** start of Record set **

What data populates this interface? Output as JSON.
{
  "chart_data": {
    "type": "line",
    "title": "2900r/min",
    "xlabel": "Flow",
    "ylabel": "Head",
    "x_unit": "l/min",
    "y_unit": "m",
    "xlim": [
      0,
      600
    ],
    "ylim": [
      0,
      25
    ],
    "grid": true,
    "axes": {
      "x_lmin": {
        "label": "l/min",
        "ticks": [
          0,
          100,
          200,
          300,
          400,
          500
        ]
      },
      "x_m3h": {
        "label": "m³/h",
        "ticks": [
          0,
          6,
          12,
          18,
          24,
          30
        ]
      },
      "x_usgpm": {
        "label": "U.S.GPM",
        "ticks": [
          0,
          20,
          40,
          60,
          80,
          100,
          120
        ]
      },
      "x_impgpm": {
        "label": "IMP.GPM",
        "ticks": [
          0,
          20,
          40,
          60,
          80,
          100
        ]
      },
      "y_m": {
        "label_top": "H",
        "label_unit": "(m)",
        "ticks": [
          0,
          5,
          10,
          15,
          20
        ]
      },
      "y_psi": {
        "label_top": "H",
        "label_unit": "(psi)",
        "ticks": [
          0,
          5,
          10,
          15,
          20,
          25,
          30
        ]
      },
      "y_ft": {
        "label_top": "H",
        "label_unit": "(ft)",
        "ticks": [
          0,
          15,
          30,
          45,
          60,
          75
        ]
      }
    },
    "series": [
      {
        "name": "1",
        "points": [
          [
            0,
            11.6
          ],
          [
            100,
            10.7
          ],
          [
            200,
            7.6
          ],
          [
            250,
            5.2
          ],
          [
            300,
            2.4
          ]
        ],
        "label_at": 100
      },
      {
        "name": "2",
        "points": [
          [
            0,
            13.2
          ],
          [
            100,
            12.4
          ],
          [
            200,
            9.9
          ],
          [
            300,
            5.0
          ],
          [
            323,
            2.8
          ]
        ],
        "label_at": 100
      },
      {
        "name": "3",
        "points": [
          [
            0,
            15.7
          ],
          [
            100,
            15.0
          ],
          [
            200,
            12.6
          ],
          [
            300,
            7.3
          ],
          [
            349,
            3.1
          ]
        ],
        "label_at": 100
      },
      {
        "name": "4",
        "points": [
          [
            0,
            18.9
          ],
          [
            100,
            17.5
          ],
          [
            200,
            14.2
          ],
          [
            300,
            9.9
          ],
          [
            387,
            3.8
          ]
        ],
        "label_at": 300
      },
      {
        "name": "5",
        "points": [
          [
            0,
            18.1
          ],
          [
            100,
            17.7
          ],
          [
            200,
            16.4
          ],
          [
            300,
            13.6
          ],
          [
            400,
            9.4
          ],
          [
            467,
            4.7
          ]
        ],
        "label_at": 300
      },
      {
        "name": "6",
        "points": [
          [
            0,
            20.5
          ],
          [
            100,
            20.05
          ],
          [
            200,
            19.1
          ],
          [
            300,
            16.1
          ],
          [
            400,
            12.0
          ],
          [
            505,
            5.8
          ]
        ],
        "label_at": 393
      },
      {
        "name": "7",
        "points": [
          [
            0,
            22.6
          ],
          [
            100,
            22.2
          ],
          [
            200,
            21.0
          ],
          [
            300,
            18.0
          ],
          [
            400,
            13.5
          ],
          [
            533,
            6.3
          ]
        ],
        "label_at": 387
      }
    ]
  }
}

** end of Record set **

### Problem
Transcribe the whole listing exactly.

### Output for this task
What data populates this interface? Output as JSON.
{
  "chart_data": {
    "type": "line",
    "title": "2900r/min",
    "xlabel": "Flow",
    "ylabel": "Head",
    "x_unit": "l/min",
    "y_unit": "m",
    "xlim": [
      0,
      600
    ],
    "ylim": [
      0,
      25
    ],
    "grid": true,
    "axes": {
      "x_lmin": {
        "label": "l/min",
        "ticks": [
          0,
          100,
          200,
          300,
          400,
          500
        ]
      },
      "x_m3h": {
        "label": "m³/h",
        "ticks": [
          0,
          6,
          12,
          18,
          24,
          30
        ]
      },
      "x_usgpm": {
        "label": "U.S.GPM",
        "ticks": [
          0,
          20,
          40,
          60,
          80,
          100,
          120
        ]
      },
      "x_impgpm": {
        "label": "IMP.GPM",
        "ticks": [
          0,
          20,
          40,
          60,
          80,
          100
        ]
      },
      "y_m": {
        "label_top": "H",
        "label_unit": "(m)",
        "ticks": [
          0,
          5,
          10,
          15,
          20
        ]
      },
      "y_psi": {
        "label_top": "H",
        "label_unit": "(psi)",
        "ticks": [
          0,
          5,
          10,
          15,
          20,
          25,
          30
        ]
      },
      "y_ft": {
        "label_top": "H",
        "label_unit": "(ft)",
        "ticks": [
          0,
          15,
          30,
          45,
          60,
          75
        ]
      }
    },
    "series": [
      {
        "name": "1",
        "points": [
          [
            0,
            11.6
          ],
          [
            100,
            10.7
          ],
          [
            200,
            7.6
          ],
          [
            250,
            5.2
          ],
          [
            300,
            2.4
          ]
        ],
        "label_at": 100
      },
      {
        "name": "2",
        "points": [
          [
            0,
            13.2
          ],
          [
            100,
            12.4
          ],
          [
            200,
            9.9
          ],
          [
            300,
            5.0
          ],
          [
            323,
            2.8
          ]
        ],
        "label_at": 100
      },
      {
        "name": "3",
        "points": [
          [
            0,
            15.7
          ],
          [
            100,
            15.0
          ],
          [
            200,
            12.6
          ],
          [
            300,
            7.3
          ],
          [
            349,
            3.1
          ]
        ],
        "label_at": 100
      },
      {
        "name": "4",
        "points": [
          [
            0,
            18.9
          ],
          [
            100,
            17.5
          ],
          [
            200,
            14.2
          ],
          [
            300,
            9.9
          ],
          [
            387,
            3.8
          ]
        ],
        "label_at": 300
      },
      {
        "name": "5",
        "points": [
          [
            0,
            18.1
          ],
          [
            100,
            17.7
          ],
          [
            200,
            16.4
          ],
          [
            300,
            13.6
          ],
          [
            400,
            9.4
          ],
          [
            467,
            4.7
          ]
        ],
        "label_at": 300
      },
      {
        "name": "6",
        "points": [
          [
            0,
            20.5
          ],
          [
            100,
            20.05
          ],
          [
            200,
            19.1
          ],
          [
            300,
            16.1
          ],
          [
            400,
            12.0
          ],
          [
            505,
            5.8
          ]
        ],
        "label_at": 393
      },
      {
        "name": "7",
        "points": [
          [
            0,
            22.6
          ],
          [
            100,
            22.2
          ],
          [
            200,
            21.0
          ],
          [
            300,
            18.0
          ],
          [
            400,
            13.5
          ],
          [
            533,
            6.3
          ]
        ],
        "label_at": 387
      }
    ]
  }
}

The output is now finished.